===== DATA SECTION

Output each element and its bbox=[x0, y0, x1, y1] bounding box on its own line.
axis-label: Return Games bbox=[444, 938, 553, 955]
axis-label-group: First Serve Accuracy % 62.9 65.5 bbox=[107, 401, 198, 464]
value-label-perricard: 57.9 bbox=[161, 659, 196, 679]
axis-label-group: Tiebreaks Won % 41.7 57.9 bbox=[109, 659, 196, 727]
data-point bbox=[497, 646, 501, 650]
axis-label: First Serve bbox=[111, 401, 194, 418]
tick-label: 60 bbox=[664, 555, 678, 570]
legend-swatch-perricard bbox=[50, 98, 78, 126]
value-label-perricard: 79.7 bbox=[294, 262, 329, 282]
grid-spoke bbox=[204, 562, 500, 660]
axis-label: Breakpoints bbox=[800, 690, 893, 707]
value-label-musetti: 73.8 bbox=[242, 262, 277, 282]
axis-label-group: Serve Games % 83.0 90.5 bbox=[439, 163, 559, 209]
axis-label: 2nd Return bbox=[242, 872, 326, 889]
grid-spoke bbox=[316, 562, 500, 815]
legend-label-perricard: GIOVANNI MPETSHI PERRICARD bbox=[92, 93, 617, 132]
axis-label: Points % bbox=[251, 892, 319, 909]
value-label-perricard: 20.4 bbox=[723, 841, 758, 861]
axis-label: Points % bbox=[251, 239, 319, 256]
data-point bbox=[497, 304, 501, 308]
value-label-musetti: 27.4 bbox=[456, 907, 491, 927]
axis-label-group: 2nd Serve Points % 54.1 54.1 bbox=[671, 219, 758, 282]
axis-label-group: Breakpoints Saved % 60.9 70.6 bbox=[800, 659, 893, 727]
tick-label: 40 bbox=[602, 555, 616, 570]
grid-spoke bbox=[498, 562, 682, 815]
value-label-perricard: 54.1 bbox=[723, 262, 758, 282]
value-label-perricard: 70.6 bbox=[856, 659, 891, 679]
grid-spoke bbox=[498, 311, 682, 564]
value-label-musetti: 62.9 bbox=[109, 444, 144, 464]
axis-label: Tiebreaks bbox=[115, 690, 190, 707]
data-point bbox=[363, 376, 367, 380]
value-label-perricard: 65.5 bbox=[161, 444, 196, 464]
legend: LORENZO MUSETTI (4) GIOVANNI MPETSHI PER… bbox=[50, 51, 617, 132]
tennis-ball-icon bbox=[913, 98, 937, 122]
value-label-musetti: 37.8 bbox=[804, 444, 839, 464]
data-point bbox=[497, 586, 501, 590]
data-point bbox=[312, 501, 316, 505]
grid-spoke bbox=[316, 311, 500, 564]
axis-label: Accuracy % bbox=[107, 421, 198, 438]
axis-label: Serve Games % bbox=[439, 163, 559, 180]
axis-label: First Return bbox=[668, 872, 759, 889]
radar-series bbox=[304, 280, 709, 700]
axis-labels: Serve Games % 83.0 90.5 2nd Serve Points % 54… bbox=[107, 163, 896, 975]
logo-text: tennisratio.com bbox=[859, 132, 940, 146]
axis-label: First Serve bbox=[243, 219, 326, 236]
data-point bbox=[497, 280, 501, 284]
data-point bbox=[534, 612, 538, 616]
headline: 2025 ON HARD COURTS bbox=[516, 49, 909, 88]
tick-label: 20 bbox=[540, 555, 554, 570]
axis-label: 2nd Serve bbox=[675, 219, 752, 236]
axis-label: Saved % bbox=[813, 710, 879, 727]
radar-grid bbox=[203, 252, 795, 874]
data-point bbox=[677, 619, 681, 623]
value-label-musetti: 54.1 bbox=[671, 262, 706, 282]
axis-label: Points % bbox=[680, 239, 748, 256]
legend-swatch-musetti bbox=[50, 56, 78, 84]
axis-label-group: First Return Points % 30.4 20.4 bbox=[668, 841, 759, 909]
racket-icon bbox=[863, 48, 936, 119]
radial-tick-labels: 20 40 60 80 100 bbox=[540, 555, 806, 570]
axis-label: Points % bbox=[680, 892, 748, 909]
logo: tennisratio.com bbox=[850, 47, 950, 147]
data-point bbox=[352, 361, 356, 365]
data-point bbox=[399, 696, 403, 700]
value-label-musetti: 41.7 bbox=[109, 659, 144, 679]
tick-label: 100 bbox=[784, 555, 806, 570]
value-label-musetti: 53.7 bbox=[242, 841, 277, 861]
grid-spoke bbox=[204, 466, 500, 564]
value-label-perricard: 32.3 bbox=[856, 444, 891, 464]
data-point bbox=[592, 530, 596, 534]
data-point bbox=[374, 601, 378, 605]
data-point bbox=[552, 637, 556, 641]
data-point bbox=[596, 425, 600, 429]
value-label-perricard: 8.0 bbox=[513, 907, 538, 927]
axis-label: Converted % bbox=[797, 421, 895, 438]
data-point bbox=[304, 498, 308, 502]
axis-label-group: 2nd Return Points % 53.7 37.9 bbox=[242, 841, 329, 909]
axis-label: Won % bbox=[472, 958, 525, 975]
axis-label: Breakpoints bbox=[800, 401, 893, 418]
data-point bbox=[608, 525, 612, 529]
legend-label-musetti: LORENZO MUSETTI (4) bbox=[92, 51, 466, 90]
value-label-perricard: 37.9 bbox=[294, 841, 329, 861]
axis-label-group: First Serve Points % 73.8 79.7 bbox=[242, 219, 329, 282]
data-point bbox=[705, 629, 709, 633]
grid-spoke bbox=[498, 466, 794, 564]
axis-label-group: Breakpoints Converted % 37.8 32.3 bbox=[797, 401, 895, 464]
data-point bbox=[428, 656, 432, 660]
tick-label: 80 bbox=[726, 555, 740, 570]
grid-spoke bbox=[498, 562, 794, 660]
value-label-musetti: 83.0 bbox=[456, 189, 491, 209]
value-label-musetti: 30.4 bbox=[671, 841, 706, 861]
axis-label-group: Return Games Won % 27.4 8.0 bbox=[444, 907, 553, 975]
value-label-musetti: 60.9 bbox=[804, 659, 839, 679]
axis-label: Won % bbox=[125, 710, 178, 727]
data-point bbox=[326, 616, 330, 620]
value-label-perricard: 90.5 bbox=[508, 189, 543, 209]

==========

→ JOB:
Rewrite all the items with "value-label-musetti" replaced by "value-label-lorenzo-musetti" and everything else left unchanged.

→ SOLUTION FOR THIS PROBLEM:
Output each element and its bbox=[x0, y0, x1, y1] bounding box on its own line.
axis-label: Return Games bbox=[444, 938, 553, 955]
axis-label-group: First Serve Accuracy % 62.9 65.5 bbox=[107, 401, 198, 464]
value-label-perricard: 57.9 bbox=[161, 659, 196, 679]
axis-label-group: Tiebreaks Won % 41.7 57.9 bbox=[109, 659, 196, 727]
data-point bbox=[497, 646, 501, 650]
axis-label: First Serve bbox=[111, 401, 194, 418]
tick-label: 60 bbox=[664, 555, 678, 570]
legend-swatch-perricard bbox=[50, 98, 78, 126]
value-label-perricard: 79.7 bbox=[294, 262, 329, 282]
grid-spoke bbox=[204, 562, 500, 660]
axis-label: Breakpoints bbox=[800, 690, 893, 707]
value-label-lorenzo-musetti: 73.8 bbox=[242, 262, 277, 282]
axis-label-group: Serve Games % 83.0 90.5 bbox=[439, 163, 559, 209]
axis-label: 2nd Return bbox=[242, 872, 326, 889]
grid-spoke bbox=[316, 562, 500, 815]
legend-label-perricard: GIOVANNI MPETSHI PERRICARD bbox=[92, 93, 617, 132]
axis-label: Points % bbox=[251, 892, 319, 909]
value-label-perricard: 20.4 bbox=[723, 841, 758, 861]
axis-label: Points % bbox=[251, 239, 319, 256]
data-point bbox=[497, 304, 501, 308]
value-label-lorenzo-musetti: 27.4 bbox=[456, 907, 491, 927]
axis-label-group: 2nd Serve Points % 54.1 54.1 bbox=[671, 219, 758, 282]
axis-label-group: Breakpoints Saved % 60.9 70.6 bbox=[800, 659, 893, 727]
tick-label: 40 bbox=[602, 555, 616, 570]
grid-spoke bbox=[498, 562, 682, 815]
value-label-perricard: 54.1 bbox=[723, 262, 758, 282]
value-label-perricard: 70.6 bbox=[856, 659, 891, 679]
grid-spoke bbox=[498, 311, 682, 564]
value-label-lorenzo-musetti: 62.9 bbox=[109, 444, 144, 464]
axis-label: Tiebreaks bbox=[115, 690, 190, 707]
data-point bbox=[363, 376, 367, 380]
value-label-perricard: 65.5 bbox=[161, 444, 196, 464]
legend: LORENZO MUSETTI (4) GIOVANNI MPETSHI PER… bbox=[50, 51, 617, 132]
tennis-ball-icon bbox=[913, 98, 937, 122]
value-label-lorenzo-musetti: 37.8 bbox=[804, 444, 839, 464]
data-point bbox=[497, 586, 501, 590]
data-point bbox=[312, 501, 316, 505]
grid-spoke bbox=[316, 311, 500, 564]
axis-label: Accuracy % bbox=[107, 421, 198, 438]
axis-label: Serve Games % bbox=[439, 163, 559, 180]
axis-label: First Return bbox=[668, 872, 759, 889]
radar-series bbox=[304, 280, 709, 700]
axis-labels: Serve Games % 83.0 90.5 2nd Serve Points % 54… bbox=[107, 163, 896, 975]
logo-text: tennisratio.com bbox=[859, 132, 940, 146]
axis-label: First Serve bbox=[243, 219, 326, 236]
data-point bbox=[497, 280, 501, 284]
data-point bbox=[534, 612, 538, 616]
headline: 2025 ON HARD COURTS bbox=[516, 49, 909, 88]
tick-label: 20 bbox=[540, 555, 554, 570]
axis-label: 2nd Serve bbox=[675, 219, 752, 236]
axis-label: Saved % bbox=[813, 710, 879, 727]
radar-grid bbox=[203, 252, 795, 874]
data-point bbox=[677, 619, 681, 623]
value-label-lorenzo-musetti: 54.1 bbox=[671, 262, 706, 282]
axis-label: Points % bbox=[680, 239, 748, 256]
legend-swatch-musetti bbox=[50, 56, 78, 84]
axis-label-group: First Return Points % 30.4 20.4 bbox=[668, 841, 759, 909]
racket-icon bbox=[863, 48, 936, 119]
radial-tick-labels: 20 40 60 80 100 bbox=[540, 555, 806, 570]
axis-label: Points % bbox=[680, 892, 748, 909]
logo: tennisratio.com bbox=[850, 47, 950, 147]
data-point bbox=[352, 361, 356, 365]
data-point bbox=[399, 696, 403, 700]
value-label-lorenzo-musetti: 41.7 bbox=[109, 659, 144, 679]
tick-label: 100 bbox=[784, 555, 806, 570]
value-label-lorenzo-musetti: 53.7 bbox=[242, 841, 277, 861]
grid-spoke bbox=[204, 466, 500, 564]
value-label-perricard: 32.3 bbox=[856, 444, 891, 464]
data-point bbox=[592, 530, 596, 534]
data-point bbox=[374, 601, 378, 605]
data-point bbox=[552, 637, 556, 641]
data-point bbox=[596, 425, 600, 429]
value-label-perricard: 8.0 bbox=[513, 907, 538, 927]
axis-label: Converted % bbox=[797, 421, 895, 438]
data-point bbox=[304, 498, 308, 502]
axis-label-group: 2nd Return Points % 53.7 37.9 bbox=[242, 841, 329, 909]
axis-label: Won % bbox=[472, 958, 525, 975]
axis-label: Breakpoints bbox=[800, 401, 893, 418]
data-point bbox=[608, 525, 612, 529]
legend-label-musetti: LORENZO MUSETTI (4) bbox=[92, 51, 466, 90]
value-label-perricard: 37.9 bbox=[294, 841, 329, 861]
axis-label-group: First Serve Points % 73.8 79.7 bbox=[242, 219, 329, 282]
data-point bbox=[705, 629, 709, 633]
grid-spoke bbox=[498, 466, 794, 564]
axis-label-group: Breakpoints Converted % 37.8 32.3 bbox=[797, 401, 895, 464]
data-point bbox=[428, 656, 432, 660]
tick-label: 80 bbox=[726, 555, 740, 570]
grid-spoke bbox=[498, 562, 794, 660]
value-label-lorenzo-musetti: 83.0 bbox=[456, 189, 491, 209]
value-label-lorenzo-musetti: 30.4 bbox=[671, 841, 706, 861]
axis-label-group: Return Games Won % 27.4 8.0 bbox=[444, 907, 553, 975]
value-label-lorenzo-musetti: 60.9 bbox=[804, 659, 839, 679]
axis-label: Won % bbox=[125, 710, 178, 727]
data-point bbox=[326, 616, 330, 620]
value-label-perricard: 90.5 bbox=[508, 189, 543, 209]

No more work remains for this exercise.